WHAT TO DO – Exclude the pictures; give every entry again exactly as written.

RECORDS FOR THIS TASK –

#####

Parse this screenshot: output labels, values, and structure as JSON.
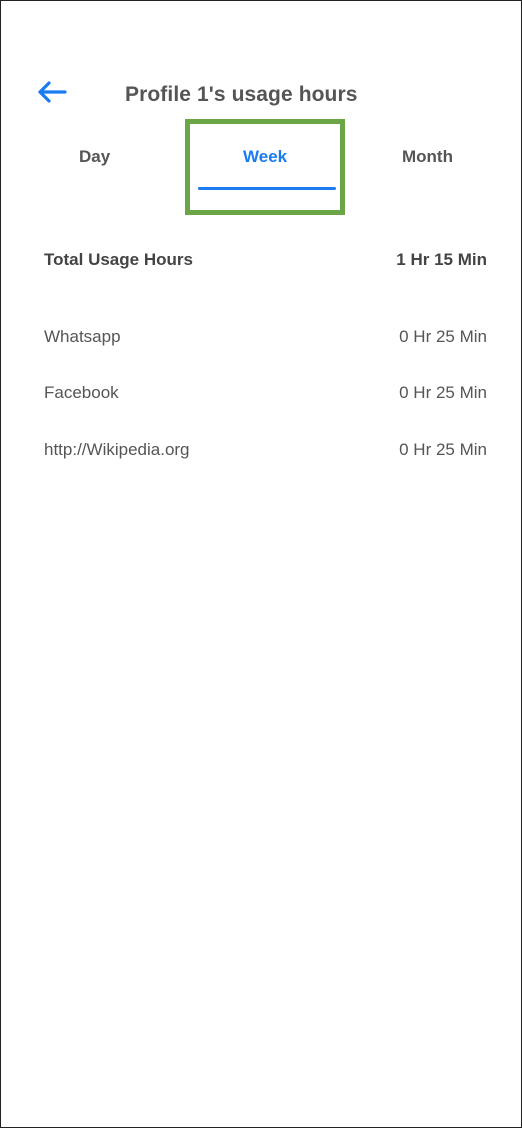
{
  "header": {
    "back_icon": "arrow-left-icon",
    "title": "Profile 1's usage hours",
    "accent_color": "#1a7cf0"
  },
  "tabs": [
    {
      "label": "Day",
      "selected": false
    },
    {
      "label": "Week",
      "selected": true
    },
    {
      "label": "Month",
      "selected": false
    }
  ],
  "highlight_color": "#6aa646",
  "total": {
    "label": "Total Usage Hours",
    "value": "1 Hr 15 Min"
  },
  "apps": [
    {
      "name": "Whatsapp",
      "usage": "0 Hr 25 Min"
    },
    {
      "name": "Facebook",
      "usage": "0 Hr 25 Min"
    },
    {
      "name": "http://Wikipedia.org",
      "usage": "0 Hr 25 Min"
    }
  ]
}
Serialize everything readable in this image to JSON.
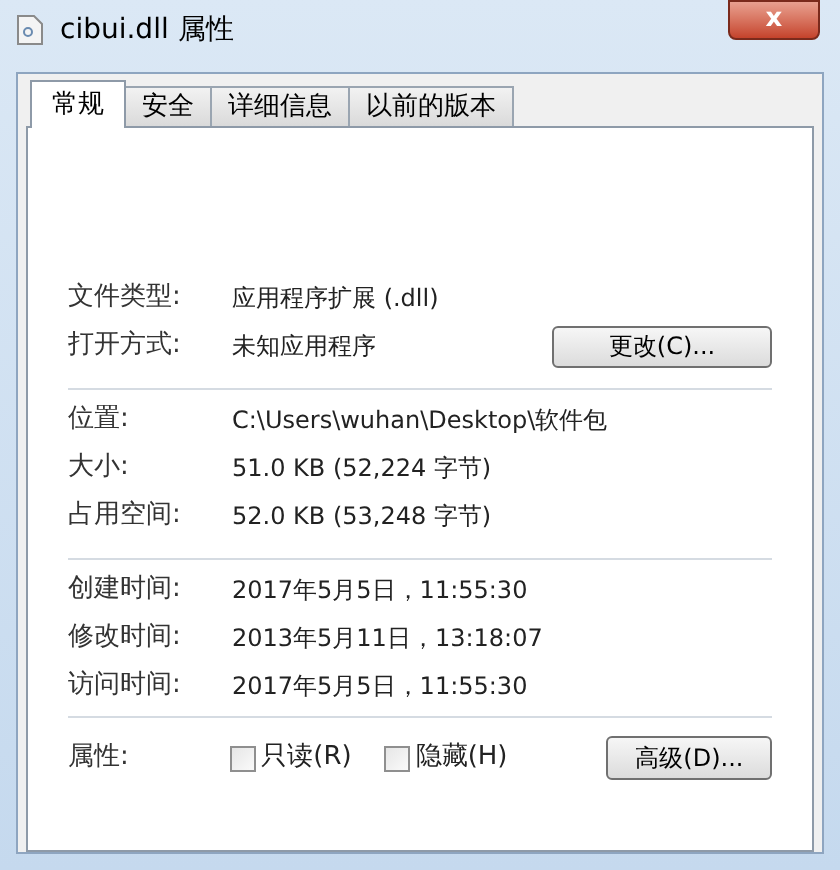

#####

FULL OUTPUT –
Parse this screenshot: output labels, values, and structure as JSON.
{
  "header": {
    "back_icon": "arrow-left-icon",
    "title": "Profile 1's usage hours",
    "accent_color": "#1a7cf0"
  },
  "tabs": [
    {
      "label": "Day",
      "selected": false
    },
    {
      "label": "Week",
      "selected": true
    },
    {
      "label": "Month",
      "selected": false
    }
  ],
  "highlight_color": "#6aa646",
  "total": {
    "label": "Total Usage Hours",
    "value": "1 Hr 15 Min"
  },
  "apps": [
    {
      "name": "Whatsapp",
      "usage": "0 Hr 25 Min"
    },
    {
      "name": "Facebook",
      "usage": "0 Hr 25 Min"
    },
    {
      "name": "http://Wikipedia.org",
      "usage": "0 Hr 25 Min"
    }
  ]
}
Serialize everything readable in this image to JSON.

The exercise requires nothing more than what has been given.